Given task:
Reproduce every line of the listing below word for word, leaving out the pictures.

Excerpted data:
-=-=-=-=-

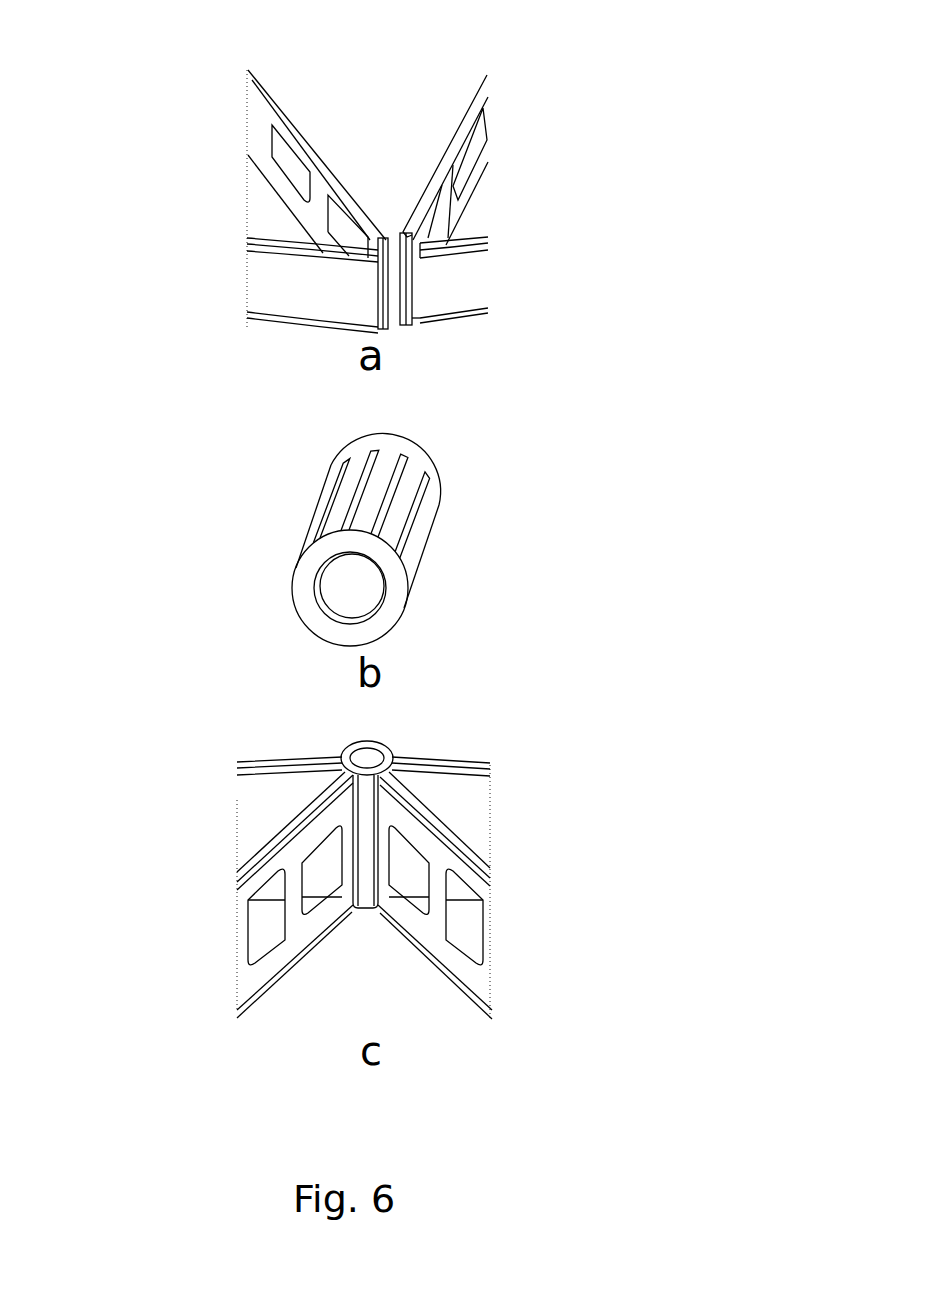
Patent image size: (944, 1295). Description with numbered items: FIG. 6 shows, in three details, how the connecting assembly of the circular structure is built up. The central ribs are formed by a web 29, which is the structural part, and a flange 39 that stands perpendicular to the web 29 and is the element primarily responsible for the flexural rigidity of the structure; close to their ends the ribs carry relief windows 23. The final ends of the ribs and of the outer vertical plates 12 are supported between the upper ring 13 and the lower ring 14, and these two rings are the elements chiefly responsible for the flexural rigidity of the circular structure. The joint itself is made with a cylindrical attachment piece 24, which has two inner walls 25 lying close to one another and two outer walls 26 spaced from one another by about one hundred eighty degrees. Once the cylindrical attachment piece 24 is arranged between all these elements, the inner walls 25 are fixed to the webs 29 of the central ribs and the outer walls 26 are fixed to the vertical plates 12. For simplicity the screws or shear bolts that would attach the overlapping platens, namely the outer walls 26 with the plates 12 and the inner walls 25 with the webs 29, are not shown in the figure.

The outer vertical plate 12 is at (303, 283).
The upper ring 13 is at (487, 238).
The lower ring 14 is at (487, 310).
The relief window 23 is at (300, 170).
The cylindrical attachment piece 24 is at (445, 497).
The inner wall 25 is at (355, 481).
The outer wall 26 is at (302, 527).
The web 29 is at (320, 192).
The flange 39 is at (275, 106).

-=-=-=-=-

Correct result:
Patent image size: (944, 1295). Description with numbered items: FIG. 6 shows, in three details, how the connecting assembly of the circular structure is built up. The central ribs are formed by a web 29, which is the structural part, and a flange 39 that stands perpendicular to the web 29 and is the element primarily responsible for the flexural rigidity of the structure; close to their ends the ribs carry relief windows 23. The final ends of the ribs and of the outer vertical plates 12 are supported between the upper ring 13 and the lower ring 14, and these two rings are the elements chiefly responsible for the flexural rigidity of the circular structure. The joint itself is made with a cylindrical attachment piece 24, which has two inner walls 25 lying close to one another and two outer walls 26 spaced from one another by about one hundred eighty degrees. Once the cylindrical attachment piece 24 is arranged between all these elements, the inner walls 25 are fixed to the webs 29 of the central ribs and the outer walls 26 are fixed to the vertical plates 12. For simplicity the screws or shear bolts that would attach the overlapping platens, namely the outer walls 26 with the plates 12 and the inner walls 25 with the webs 29, are not shown in the figure.

The outer vertical plate 12 is at (303, 283).
The upper ring 13 is at (487, 238).
The lower ring 14 is at (487, 310).
The relief window 23 is at (300, 170).
The cylindrical attachment piece 24 is at (445, 497).
The inner wall 25 is at (355, 481).
The outer wall 26 is at (302, 527).
The web 29 is at (320, 192).
The flange 39 is at (275, 106).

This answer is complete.